* **Material provided**
▼
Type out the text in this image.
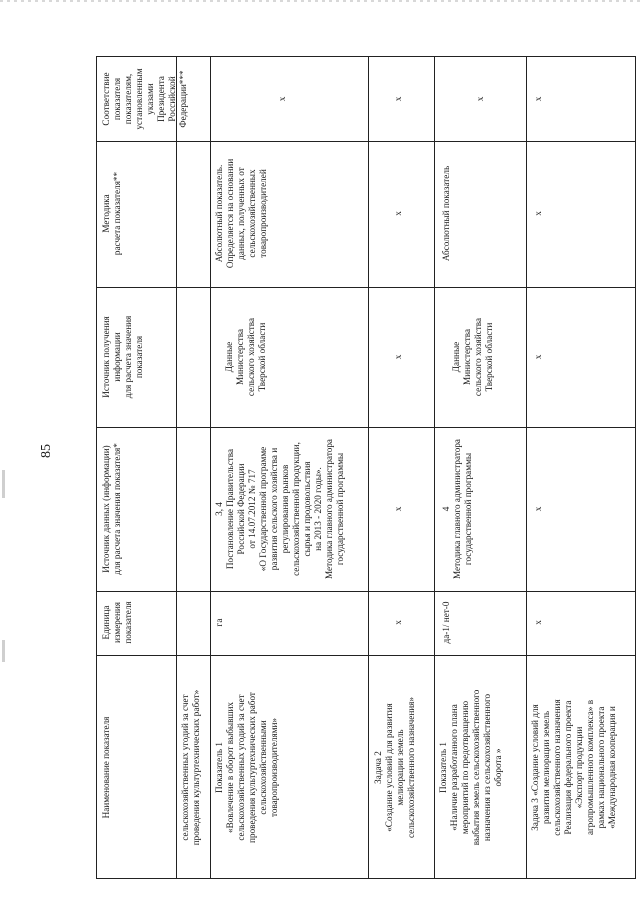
85
Наименование показателя
Единица
измерения
показателя
Источник данных (информации)
для расчета значения показателя*
Источник получения
информации
для расчета значения
показателя
Методика
расчета показателя**
Соответствие
показателя
показателям,
установленным
указами
Президента
Российской
Федерации***
сельскохозяйственных угодий за счет
проведения культуртехнических работ»
Показатель 1
«Вовлечение в оборот выбывших
сельскохозяйственных угодий за счет
проведения культуртехнических работ
сельскохозяйственными
товаропроизводителями»
га
3, 4
Постановление Правительства
Российской Федерации
от 14.07.2012 № 717
«О Государственной программе
развития сельского хозяйства и
регулирования рынков
сельскохозяйственной продукции,
сырья и продовольствия
на 2013 - 2020 годы».
Методика главного администратора
государственной программы
Данные
Министерства
сельского хозяйства
Тверской области
Абсолютный показатель.
Определяется на основании
данных, полученных от
сельскохозяйственных
товаропроизводителей
х
Задача 2
«Создание условий для развития
мелиорации земель
сельскохозяйственного назначения»
х
х
х
х
х
Показатель 1
«Наличие разработанного плана
мероприятий по предотвращению
выбытия земель сельскохозяйственного
назначения из сельскохозяйственного
оборота »
да-1/ нет-0
4
Методика главного администратора
государственной программы
Данные
Министерства
сельского хозяйства
Тверской области
Абсолютный показатель
х
Задача 3 «Создание условий для
развития мелиорации земель
сельскохозяйственного назначения
Реализация федерального проекта
«Экспорт продукции
агропромышленного комплекса» в
рамках национального проекта
«Международная кооперация и
х
х
х
х
х
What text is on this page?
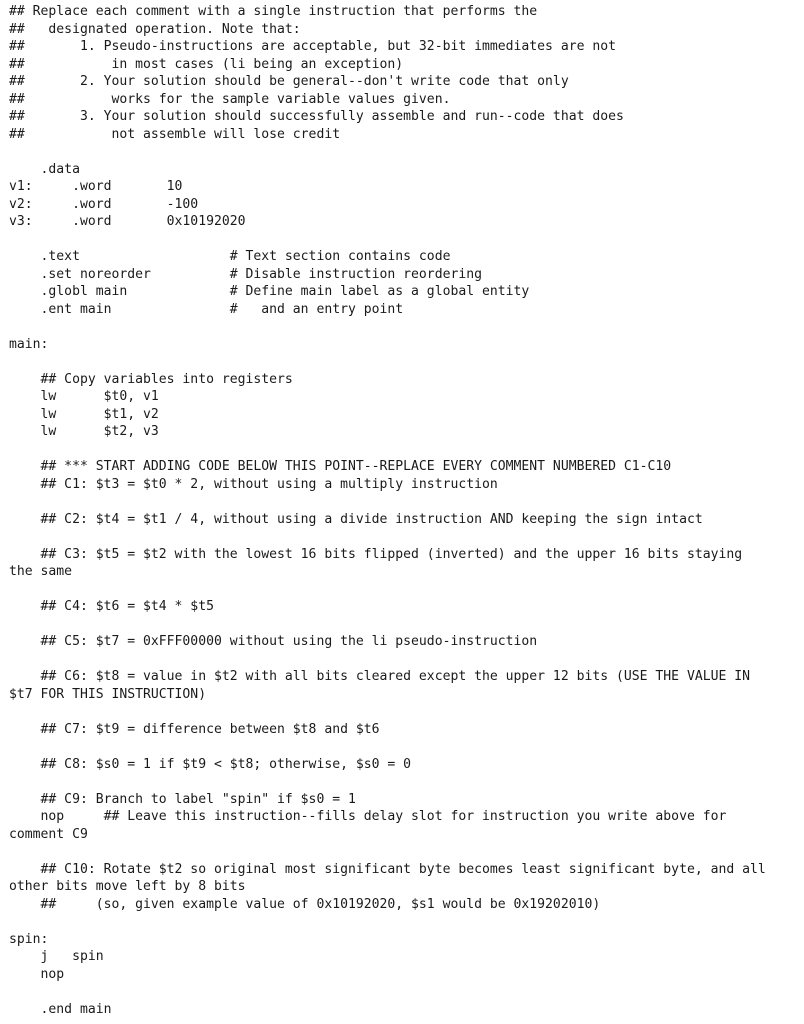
## Replace each comment with a single instruction that performs the
##   designated operation. Note that:
##       1. Pseudo-instructions are acceptable, but 32-bit immediates are not
##           in most cases (li being an exception)
##       2. Your solution should be general--don't write code that only
##           works for the sample variable values given.
##       3. Your solution should successfully assemble and run--code that does
##           not assemble will lose credit
.data
v1:     .word       10
v2:     .word       -100
v3:     .word       0x10192020
.text                   # Text section contains code
.set noreorder          # Disable instruction reordering
.globl main             # Define main label as a global entity
.ent main               #   and an entry point
main:
## Copy variables into registers
lw      $t0, v1
lw      $t1, v2
lw      $t2, v3
## *** START ADDING CODE BELOW THIS POINT--REPLACE EVERY COMMENT NUMBERED C1-C10
## C1: $t3 = $t0 * 2, without using a multiply instruction
## C2: $t4 = $t1 / 4, without using a divide instruction AND keeping the sign intact
## C3: $t5 = $t2 with the lowest 16 bits flipped (inverted) and the upper 16 bits staying
the same
## C4: $t6 = $t4 * $t5
## C5: $t7 = 0xFFF00000 without using the li pseudo-instruction
## C6: $t8 = value in $t2 with all bits cleared except the upper 12 bits (USE THE VALUE IN
$t7 FOR THIS INSTRUCTION)
## C7: $t9 = difference between $t8 and $t6
## C8: $s0 = 1 if $t9 < $t8; otherwise, $s0 = 0
## C9: Branch to label "spin" if $s0 = 1
nop     ## Leave this instruction--fills delay slot for instruction you write above for
comment C9
## C10: Rotate $t2 so original most significant byte becomes least significant byte, and all
other bits move left by 8 bits
##     (so, given example value of 0x10192020, $s1 would be 0x19202010)
spin:
j   spin
nop
.end main
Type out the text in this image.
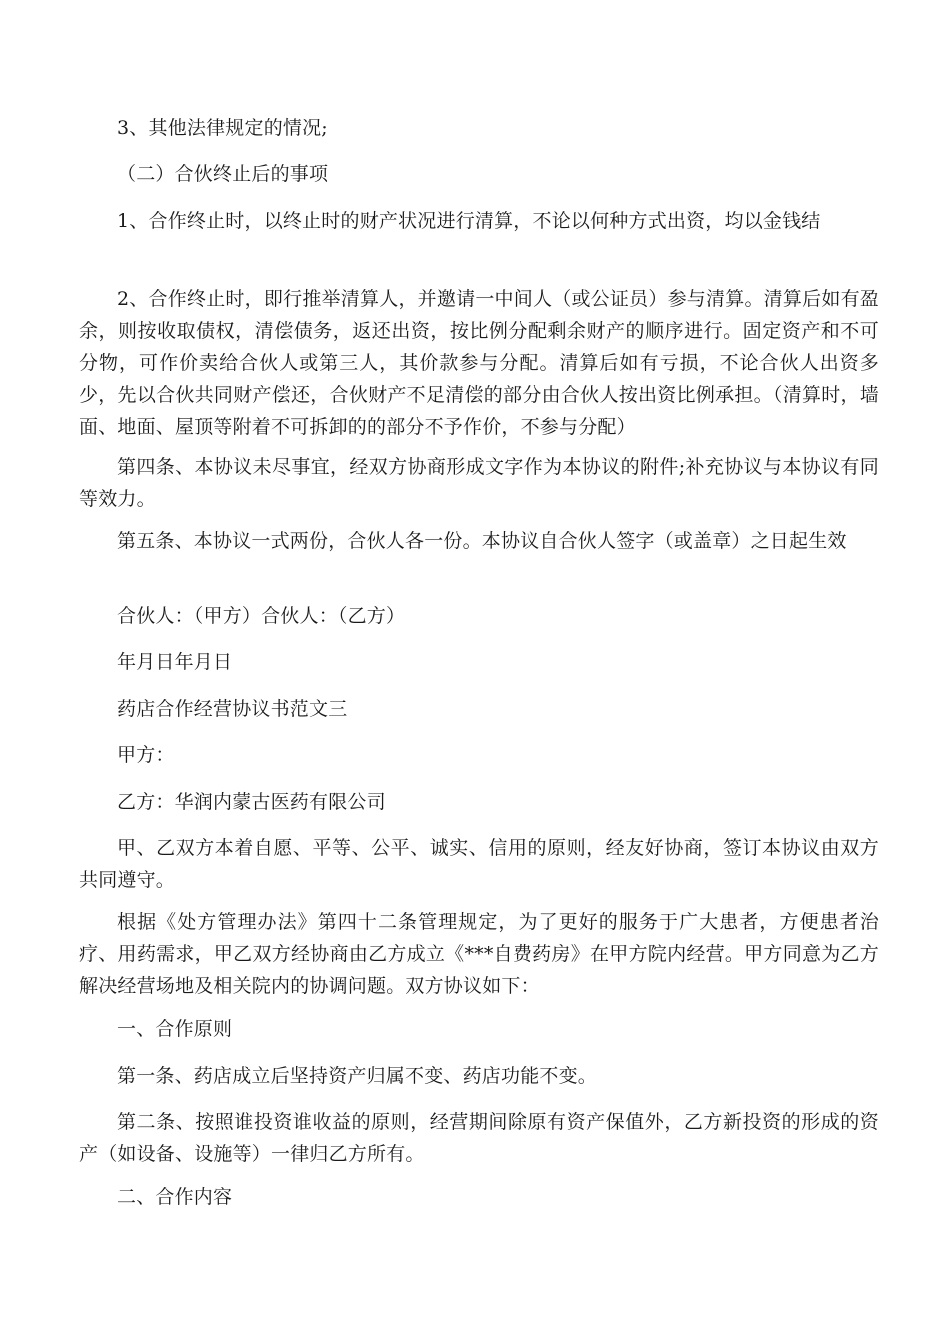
3、其他法律规定的情况;

（二）合伙终止后的事项

1、合作终止时，以终止时的财产状况进行清算，不论以何种方式出资，均以金钱结

2、合作终止时，即行推举清算人，并邀请一中间人（或公证员）参与清算。清算后如有盈余，则按收取债权，清偿债务，返还出资，按比例分配剩余财产的顺序进行。固定资产和不可分物，可作价卖给合伙人或第三人，其价款参与分配。清算后如有亏损，不论合伙人出资多少，先以合伙共同财产偿还，合伙财产不足清偿的部分由合伙人按出资比例承担。（清算时，墙面、地面、屋顶等附着不可拆卸的的部分不予作价，不参与分配）

第四条、本协议未尽事宜，经双方协商形成文字作为本协议的附件;补充协议与本协议有同等效力。

第五条、本协议一式两份，合伙人各一份。本协议自合伙人签字（或盖章）之日起生效

合伙人：（甲方）合伙人：（乙方）

年月日年月日

药店合作经营协议书范文三

甲方：

乙方：华润内蒙古医药有限公司

甲、乙双方本着自愿、平等、公平、诚实、信用的原则，经友好协商，签订本协议由双方共同遵守。

根据《处方管理办法》第四十二条管理规定，为了更好的服务于广大患者，方便患者治疗、用药需求，甲乙双方经协商由乙方成立《***自费药房》在甲方院内经营。甲方同意为乙方解决经营场地及相关院内的协调问题。双方协议如下：

一、合作原则

第一条、药店成立后坚持资产归属不变、药店功能不变。

第二条、按照谁投资谁收益的原则，经营期间除原有资产保值外，乙方新投资的形成的资产（如设备、设施等）一律归乙方所有。

二、合作内容
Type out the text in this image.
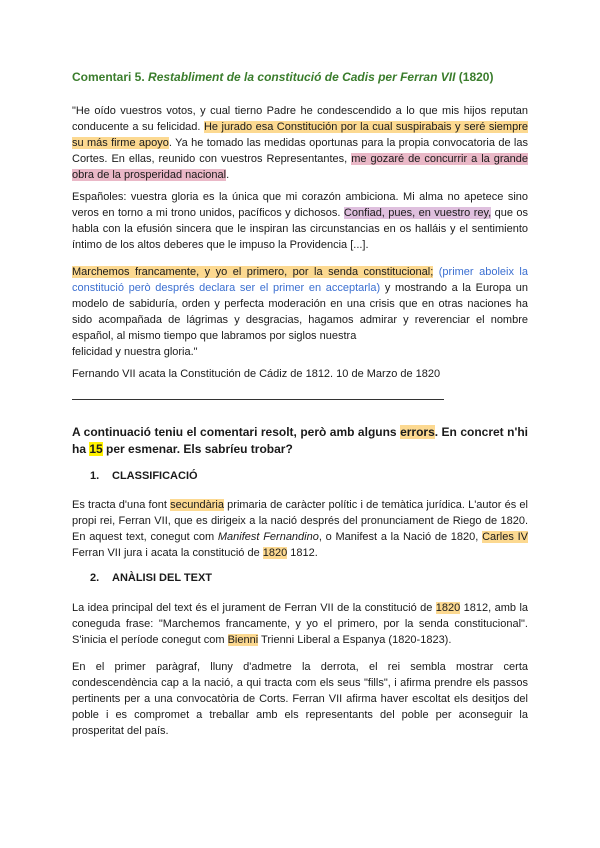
Comentari 5. Restabliment de la constitució de Cadis per Ferran VII (1820)
"He oído vuestros votos, y cual tierno Padre he condescendido a lo que mis hijos reputan conducente a su felicidad. He jurado esa Constitución por la cual suspirabais y seré siempre su más firme apoyo. Ya he tomado las medidas oportunas para la propia convocatoria de las Cortes. En ellas, reunido con vuestros Representantes, me gozaré de concurrir a la grande obra de la prosperidad nacional.
Españoles: vuestra gloria es la única que mi corazón ambiciona. Mi alma no apetece sino veros en torno a mi trono unidos, pacíficos y dichosos. Confiad, pues, en vuestro rey, que os habla con la efusión sincera que le inspiran las circunstancias en os halláis y el sentimiento íntimo de los altos deberes que le impuso la Providencia [...].
Marchemos francamente, y yo el primero, por la senda constitucional; (primer aboleix la constitució però després declara ser el primer en acceptarla) y mostrando a la Europa un modelo de sabiduría, orden y perfecta moderación en una crisis que en otras naciones ha sido acompañada de lágrimas y desgracias, hagamos admirar y reverenciar el nombre español, al mismo tiempo que labramos por siglos nuestra
felicidad y nuestra gloria."
Fernando VII acata la Constitución de Cádiz de 1812. 10 de Marzo de 1820
A continuació teniu el comentari resolt, però amb alguns errors. En concret n'hi ha 15 per esmenar. Els sabríeu trobar?
1. CLASSIFICACIÓ
Es tracta d'una font secundària primaria de caràcter polític i de temàtica jurídica. L'autor és el propi rei, Ferran VII, que es dirigeix a la nació després del pronunciament de Riego de 1820. En aquest text, conegut com Manifest Fernandino, o Manifest a la Nació de 1820, Carles IV Ferran VII jura i acata la constitució de 1820 1812.
2. ANÀLISI DEL TEXT
La idea principal del text és el jurament de Ferran VII de la constitució de 1820 1812, amb la coneguda frase: "Marchemos francamente, y yo el primero, por la senda constitucional". S'inicia el període conegut com Bienni Trienni Liberal a Espanya (1820-1823).
En el primer paràgraf, lluny d'admetre la derrota, el rei sembla mostrar certa condescendència cap a la nació, a qui tracta com els seus "fills", i afirma prendre els passos pertinents per a una convocatòria de Corts. Ferran VII afirma haver escoltat els desitjos del poble i es compromet a treballar amb els representants del poble per aconseguir la prosperitat del país.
▲
* **Task prompt**
State the number of lines in this listing that contain the string "расчета", and add nothing else.

* **Solution**
3